What is expected: Of the lines listed below, how many contain the string "this"? Answer with the number alone.

━━ Record set ━━

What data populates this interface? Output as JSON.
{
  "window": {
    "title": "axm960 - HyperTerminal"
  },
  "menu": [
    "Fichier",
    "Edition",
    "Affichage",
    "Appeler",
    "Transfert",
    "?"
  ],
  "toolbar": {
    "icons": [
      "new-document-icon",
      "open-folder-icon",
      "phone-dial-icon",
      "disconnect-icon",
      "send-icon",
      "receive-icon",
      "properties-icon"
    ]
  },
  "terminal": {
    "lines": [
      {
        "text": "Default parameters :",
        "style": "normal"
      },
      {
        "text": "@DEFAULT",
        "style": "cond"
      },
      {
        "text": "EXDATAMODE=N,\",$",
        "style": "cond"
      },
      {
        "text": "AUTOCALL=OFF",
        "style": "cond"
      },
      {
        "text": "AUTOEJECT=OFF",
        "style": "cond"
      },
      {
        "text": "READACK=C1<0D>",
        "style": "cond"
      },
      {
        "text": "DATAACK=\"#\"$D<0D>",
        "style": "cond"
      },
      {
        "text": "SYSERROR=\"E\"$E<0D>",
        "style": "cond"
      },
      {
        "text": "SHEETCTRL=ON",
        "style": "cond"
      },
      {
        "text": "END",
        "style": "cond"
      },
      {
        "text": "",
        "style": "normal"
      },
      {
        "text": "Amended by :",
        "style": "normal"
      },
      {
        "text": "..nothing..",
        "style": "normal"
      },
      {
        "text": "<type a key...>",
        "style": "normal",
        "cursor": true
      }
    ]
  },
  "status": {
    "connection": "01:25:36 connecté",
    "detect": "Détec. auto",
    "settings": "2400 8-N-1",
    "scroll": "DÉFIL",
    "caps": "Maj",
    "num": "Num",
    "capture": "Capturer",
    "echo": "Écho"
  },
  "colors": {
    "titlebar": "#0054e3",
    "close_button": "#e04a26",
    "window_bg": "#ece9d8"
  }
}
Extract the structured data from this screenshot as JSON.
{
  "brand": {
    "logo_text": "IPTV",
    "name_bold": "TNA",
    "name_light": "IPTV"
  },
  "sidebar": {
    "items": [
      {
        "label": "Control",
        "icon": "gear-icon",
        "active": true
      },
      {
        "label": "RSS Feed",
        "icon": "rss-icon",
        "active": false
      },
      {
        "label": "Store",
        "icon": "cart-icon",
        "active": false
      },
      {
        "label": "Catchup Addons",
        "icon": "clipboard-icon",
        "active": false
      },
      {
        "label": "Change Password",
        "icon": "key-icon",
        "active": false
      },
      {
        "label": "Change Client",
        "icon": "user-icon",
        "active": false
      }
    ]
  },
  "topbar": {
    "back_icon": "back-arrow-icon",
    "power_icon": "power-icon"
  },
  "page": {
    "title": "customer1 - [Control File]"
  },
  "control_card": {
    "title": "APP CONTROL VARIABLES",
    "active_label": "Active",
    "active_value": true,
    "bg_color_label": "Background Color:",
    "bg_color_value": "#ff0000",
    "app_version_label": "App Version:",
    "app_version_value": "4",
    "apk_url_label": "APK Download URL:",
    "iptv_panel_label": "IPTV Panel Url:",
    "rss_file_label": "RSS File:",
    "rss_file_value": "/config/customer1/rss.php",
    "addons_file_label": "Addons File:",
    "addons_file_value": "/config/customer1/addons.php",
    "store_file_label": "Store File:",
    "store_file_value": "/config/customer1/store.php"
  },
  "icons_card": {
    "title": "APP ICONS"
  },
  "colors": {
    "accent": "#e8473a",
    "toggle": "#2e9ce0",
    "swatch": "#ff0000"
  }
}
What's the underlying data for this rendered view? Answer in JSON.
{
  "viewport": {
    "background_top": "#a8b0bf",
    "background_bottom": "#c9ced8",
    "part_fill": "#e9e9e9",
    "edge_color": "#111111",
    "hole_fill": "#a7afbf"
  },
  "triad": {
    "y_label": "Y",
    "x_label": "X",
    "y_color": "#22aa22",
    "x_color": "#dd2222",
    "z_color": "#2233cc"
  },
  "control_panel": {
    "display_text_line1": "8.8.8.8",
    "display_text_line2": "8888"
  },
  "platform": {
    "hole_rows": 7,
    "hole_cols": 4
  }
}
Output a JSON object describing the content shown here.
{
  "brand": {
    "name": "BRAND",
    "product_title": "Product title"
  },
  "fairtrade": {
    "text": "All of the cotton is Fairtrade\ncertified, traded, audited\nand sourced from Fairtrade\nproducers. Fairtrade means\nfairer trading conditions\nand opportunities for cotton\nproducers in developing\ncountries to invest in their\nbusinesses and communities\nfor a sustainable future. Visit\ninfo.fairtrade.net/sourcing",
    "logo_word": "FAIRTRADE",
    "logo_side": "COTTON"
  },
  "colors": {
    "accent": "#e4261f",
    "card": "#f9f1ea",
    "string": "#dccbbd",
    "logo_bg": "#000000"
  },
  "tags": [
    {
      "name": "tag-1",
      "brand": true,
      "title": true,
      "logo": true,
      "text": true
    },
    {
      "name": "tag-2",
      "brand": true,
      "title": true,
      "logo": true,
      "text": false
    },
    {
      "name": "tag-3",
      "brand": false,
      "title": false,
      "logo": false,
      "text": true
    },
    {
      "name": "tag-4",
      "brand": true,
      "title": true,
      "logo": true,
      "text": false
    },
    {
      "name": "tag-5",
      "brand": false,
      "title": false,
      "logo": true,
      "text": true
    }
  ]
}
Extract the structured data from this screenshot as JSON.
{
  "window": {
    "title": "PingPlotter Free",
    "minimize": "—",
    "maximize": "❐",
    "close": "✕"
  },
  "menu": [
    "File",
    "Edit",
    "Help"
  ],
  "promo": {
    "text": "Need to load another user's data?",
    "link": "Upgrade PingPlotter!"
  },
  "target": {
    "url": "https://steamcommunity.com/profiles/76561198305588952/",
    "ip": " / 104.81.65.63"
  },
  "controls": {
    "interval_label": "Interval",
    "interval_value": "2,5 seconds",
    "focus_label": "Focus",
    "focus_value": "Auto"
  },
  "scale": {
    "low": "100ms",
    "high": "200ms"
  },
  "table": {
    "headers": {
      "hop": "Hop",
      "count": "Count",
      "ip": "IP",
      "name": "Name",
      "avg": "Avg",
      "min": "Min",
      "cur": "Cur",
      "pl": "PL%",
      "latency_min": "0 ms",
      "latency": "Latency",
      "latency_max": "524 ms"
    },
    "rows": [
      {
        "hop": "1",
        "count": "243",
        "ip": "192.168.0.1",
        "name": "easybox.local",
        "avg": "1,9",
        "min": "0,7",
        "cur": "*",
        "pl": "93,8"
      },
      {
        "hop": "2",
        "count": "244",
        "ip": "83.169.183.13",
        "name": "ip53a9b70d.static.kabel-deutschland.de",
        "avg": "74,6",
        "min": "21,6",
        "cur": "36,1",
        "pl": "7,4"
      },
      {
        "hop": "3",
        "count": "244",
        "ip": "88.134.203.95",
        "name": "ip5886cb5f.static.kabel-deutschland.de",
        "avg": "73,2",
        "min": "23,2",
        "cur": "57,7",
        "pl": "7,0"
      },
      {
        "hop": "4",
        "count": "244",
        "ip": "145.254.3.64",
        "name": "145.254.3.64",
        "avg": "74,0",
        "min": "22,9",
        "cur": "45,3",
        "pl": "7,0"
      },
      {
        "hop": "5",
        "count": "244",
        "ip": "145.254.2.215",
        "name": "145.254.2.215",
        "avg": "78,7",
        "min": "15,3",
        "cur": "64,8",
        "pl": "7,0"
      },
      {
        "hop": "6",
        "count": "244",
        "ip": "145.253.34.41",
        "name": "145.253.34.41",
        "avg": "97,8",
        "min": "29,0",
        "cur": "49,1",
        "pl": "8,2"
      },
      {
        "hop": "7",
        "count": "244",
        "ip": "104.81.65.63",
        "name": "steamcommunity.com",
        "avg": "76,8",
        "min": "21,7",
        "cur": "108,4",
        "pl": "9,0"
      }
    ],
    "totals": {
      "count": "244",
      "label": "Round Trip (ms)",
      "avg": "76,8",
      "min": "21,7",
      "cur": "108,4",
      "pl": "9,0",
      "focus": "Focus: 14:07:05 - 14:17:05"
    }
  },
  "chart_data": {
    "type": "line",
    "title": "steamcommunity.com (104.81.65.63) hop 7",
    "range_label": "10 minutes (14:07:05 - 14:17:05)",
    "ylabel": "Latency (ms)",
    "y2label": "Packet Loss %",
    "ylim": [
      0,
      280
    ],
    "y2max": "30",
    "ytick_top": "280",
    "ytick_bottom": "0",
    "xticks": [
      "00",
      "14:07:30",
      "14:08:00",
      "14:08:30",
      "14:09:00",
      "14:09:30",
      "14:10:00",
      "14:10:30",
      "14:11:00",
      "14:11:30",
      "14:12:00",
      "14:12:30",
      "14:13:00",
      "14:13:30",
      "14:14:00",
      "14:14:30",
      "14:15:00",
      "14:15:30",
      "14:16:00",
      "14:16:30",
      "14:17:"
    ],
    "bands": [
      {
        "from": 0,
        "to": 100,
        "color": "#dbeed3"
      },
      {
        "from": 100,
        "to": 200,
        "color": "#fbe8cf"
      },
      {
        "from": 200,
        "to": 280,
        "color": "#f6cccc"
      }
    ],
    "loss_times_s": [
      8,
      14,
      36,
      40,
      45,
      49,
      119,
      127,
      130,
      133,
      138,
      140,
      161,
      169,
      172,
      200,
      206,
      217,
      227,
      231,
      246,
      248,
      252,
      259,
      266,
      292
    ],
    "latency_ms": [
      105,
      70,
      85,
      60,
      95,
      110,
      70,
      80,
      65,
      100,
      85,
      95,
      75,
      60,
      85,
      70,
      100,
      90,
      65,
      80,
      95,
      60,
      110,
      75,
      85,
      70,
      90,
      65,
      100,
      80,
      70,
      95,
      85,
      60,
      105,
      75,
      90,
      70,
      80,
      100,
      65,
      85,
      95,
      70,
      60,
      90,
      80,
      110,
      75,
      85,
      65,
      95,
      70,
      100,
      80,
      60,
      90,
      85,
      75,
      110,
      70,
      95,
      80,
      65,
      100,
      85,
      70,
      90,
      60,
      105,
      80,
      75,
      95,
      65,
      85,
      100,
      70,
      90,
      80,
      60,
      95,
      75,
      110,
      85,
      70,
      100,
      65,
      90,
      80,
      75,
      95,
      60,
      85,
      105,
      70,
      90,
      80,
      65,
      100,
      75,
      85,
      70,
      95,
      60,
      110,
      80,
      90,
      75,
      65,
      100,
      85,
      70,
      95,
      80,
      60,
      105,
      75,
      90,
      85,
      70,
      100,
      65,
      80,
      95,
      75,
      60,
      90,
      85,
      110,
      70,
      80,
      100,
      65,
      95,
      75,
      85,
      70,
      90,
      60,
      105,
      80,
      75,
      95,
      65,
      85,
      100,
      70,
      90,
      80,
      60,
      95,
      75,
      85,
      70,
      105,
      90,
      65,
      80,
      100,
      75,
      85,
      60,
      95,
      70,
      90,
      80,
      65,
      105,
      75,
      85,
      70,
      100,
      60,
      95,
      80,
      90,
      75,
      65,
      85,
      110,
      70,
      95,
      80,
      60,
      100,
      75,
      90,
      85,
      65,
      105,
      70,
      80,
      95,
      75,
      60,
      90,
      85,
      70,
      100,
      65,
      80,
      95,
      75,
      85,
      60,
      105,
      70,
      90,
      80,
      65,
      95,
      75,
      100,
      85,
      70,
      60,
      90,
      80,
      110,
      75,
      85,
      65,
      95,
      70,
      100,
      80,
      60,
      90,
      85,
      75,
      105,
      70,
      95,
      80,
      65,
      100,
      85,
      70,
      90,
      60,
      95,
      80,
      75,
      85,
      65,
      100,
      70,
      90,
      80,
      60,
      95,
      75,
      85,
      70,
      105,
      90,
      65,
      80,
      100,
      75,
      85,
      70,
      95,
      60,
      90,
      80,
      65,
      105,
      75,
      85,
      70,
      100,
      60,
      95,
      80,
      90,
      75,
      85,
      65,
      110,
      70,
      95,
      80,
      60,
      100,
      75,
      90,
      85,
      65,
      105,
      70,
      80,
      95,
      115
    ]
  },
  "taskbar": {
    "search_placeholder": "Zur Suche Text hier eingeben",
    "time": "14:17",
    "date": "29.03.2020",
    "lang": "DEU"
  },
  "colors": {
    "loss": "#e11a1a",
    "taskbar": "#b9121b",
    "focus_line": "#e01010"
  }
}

━━━

Exercise result: 4